*WHAT YOU WILL DO:*
Can you transcribe every entry word for word, skipping the images?

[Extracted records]
****************
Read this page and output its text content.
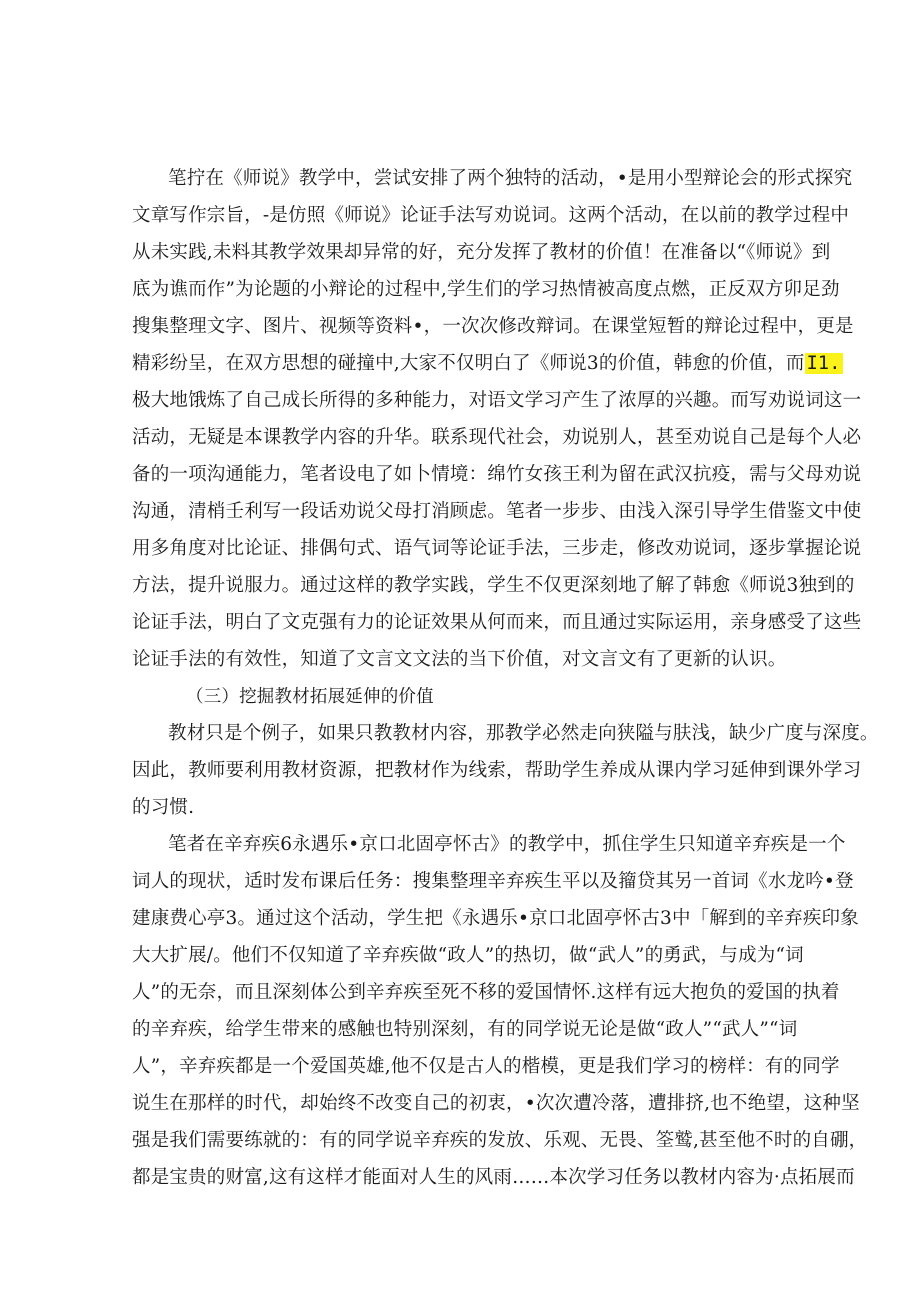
笔拧在《师说》教学中，尝试安排了两个独特的活动，•是用小型辩论会的形式探究
文章写作宗旨，-是仿照《师说》论证手法写劝说词。这两个活动，在以前的教学过程中
从未实践,未料其教学效果却异常的好，充分发挥了教材的价值！在准备以“《师说》到
底为谯而作”为论题的小辩论的过程中,学生们的学习热情被高度点燃，正反双方卯足劲
搜集整理文字、图片、视频等资料•，一次次修改辩词。在课堂短暂的辩论过程中，更是
精彩纷呈，在双方思想的碰撞中,大家不仅明白了《师说3的价值，韩愈的价值，而 I1.
极大地饿炼了自己成长所得的多种能力，对语文学习产生了浓厚的兴趣。而写劝说词这一
活动，无疑是本课教学内容的升华。联系现代社会，劝说别人，甚至劝说自己是每个人必
备的一项沟通能力，笔者设电了如卜情境：绵竹女孩王利为留在武汉抗疫，需与父母劝说
沟通，清梢壬利写一段话劝说父母打消顾虑。笔者一步步、由浅入深引导学生借鉴文中使
用多角度对比论证、排偶句式、语气词等论证手法，三步走，修改劝说词，逐步掌握论说
方法，提升说服力。通过这样的教学实践，学生不仅更深刻地了解了韩愈《师说3独到的
论证手法，明白了文克强有力的论证效果从何而来，而且通过实际运用，亲身感受了这些
论证手法的有效性，知道了文言文文法的当下价值，对文言文有了更新的认识。
（三）挖掘教材拓展延伸的价值
教材只是个例子，如果只教教材内容，那教学必然走向狭隘与肤浅，缺少广度与深度。
因此，教师要利用教材资源，把教材作为线索，帮助学生养成从课内学习延伸到课外学习
的习惯.
笔者在辛弃疾6永遇乐•京口北固亭怀古》的教学中，抓住学生只知道辛弃疾是一个
词人的现状，适时发布课后任务：搜集整理辛弃疾生平以及籀贷其另一首词《水龙吟•登
建康费心亭3。通过这个活动，学生把《永遇乐•京口北固亭怀古3中「解到的辛弃疾印象
大大扩展/。他们不仅知道了辛弃疾做“政人”的热切，做“武人”的勇武，与成为“词
人”的无奈，而且深刻体公到辛弃疾至死不移的爱国情怀.这样有远大抱负的爱国的执着
的辛弃疾，给学生带来的感触也特别深刻，有的同学说无论是做“政人”“武人”“词
人”，辛弃疾都是一个爱国英雄,他不仅是古人的楷模，更是我们学习的榜样：有的同学
说生在那样的时代，却始终不改变自己的初衷，•次次遭冷落，遭排挤,也不绝望，这种坚
强是我们需要练就的：有的同学说辛弃疾的发放、乐观、无畏、筌鹫,甚至他不时的自硼，
都是宝贵的财富,这有这样才能面对人生的风雨……本次学习任务以教材内容为·点拓展而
****************
*FINAL ANSWER:*
Read this page and output its text content.
笔拧在《师说》教学中，尝试安排了两个独特的活动，•是用小型辩论会的形式探究
文章写作宗旨，-是仿照《师说》论证手法写劝说词。这两个活动，在以前的教学过程中
从未实践,未料其教学效果却异常的好，充分发挥了教材的价值！在准备以“《师说》到
底为谯而作”为论题的小辩论的过程中,学生们的学习热情被高度点燃，正反双方卯足劲
搜集整理文字、图片、视频等资料•，一次次修改辩词。在课堂短暂的辩论过程中，更是
精彩纷呈，在双方思想的碰撞中,大家不仅明白了《师说3的价值，韩愈的价值，而 I1.
极大地饿炼了自己成长所得的多种能力，对语文学习产生了浓厚的兴趣。而写劝说词这一
活动，无疑是本课教学内容的升华。联系现代社会，劝说别人，甚至劝说自己是每个人必
备的一项沟通能力，笔者设电了如卜情境：绵竹女孩王利为留在武汉抗疫，需与父母劝说
沟通，清梢壬利写一段话劝说父母打消顾虑。笔者一步步、由浅入深引导学生借鉴文中使
用多角度对比论证、排偶句式、语气词等论证手法，三步走，修改劝说词，逐步掌握论说
方法，提升说服力。通过这样的教学实践，学生不仅更深刻地了解了韩愈《师说3独到的
论证手法，明白了文克强有力的论证效果从何而来，而且通过实际运用，亲身感受了这些
论证手法的有效性，知道了文言文文法的当下价值，对文言文有了更新的认识。
（三）挖掘教材拓展延伸的价值
教材只是个例子，如果只教教材内容，那教学必然走向狭隘与肤浅，缺少广度与深度。
因此，教师要利用教材资源，把教材作为线索，帮助学生养成从课内学习延伸到课外学习
的习惯.
笔者在辛弃疾6永遇乐•京口北固亭怀古》的教学中，抓住学生只知道辛弃疾是一个
词人的现状，适时发布课后任务：搜集整理辛弃疾生平以及籀贷其另一首词《水龙吟•登
建康费心亭3。通过这个活动，学生把《永遇乐•京口北固亭怀古3中「解到的辛弃疾印象
大大扩展/。他们不仅知道了辛弃疾做“政人”的热切，做“武人”的勇武，与成为“词
人”的无奈，而且深刻体公到辛弃疾至死不移的爱国情怀.这样有远大抱负的爱国的执着
的辛弃疾，给学生带来的感触也特别深刻，有的同学说无论是做“政人”“武人”“词
人”，辛弃疾都是一个爱国英雄,他不仅是古人的楷模，更是我们学习的榜样：有的同学
说生在那样的时代，却始终不改变自己的初衷，•次次遭冷落，遭排挤,也不绝望，这种坚
强是我们需要练就的：有的同学说辛弃疾的发放、乐观、无畏、筌鹫,甚至他不时的自硼，
都是宝贵的财富,这有这样才能面对人生的风雨……本次学习任务以教材内容为·点拓展而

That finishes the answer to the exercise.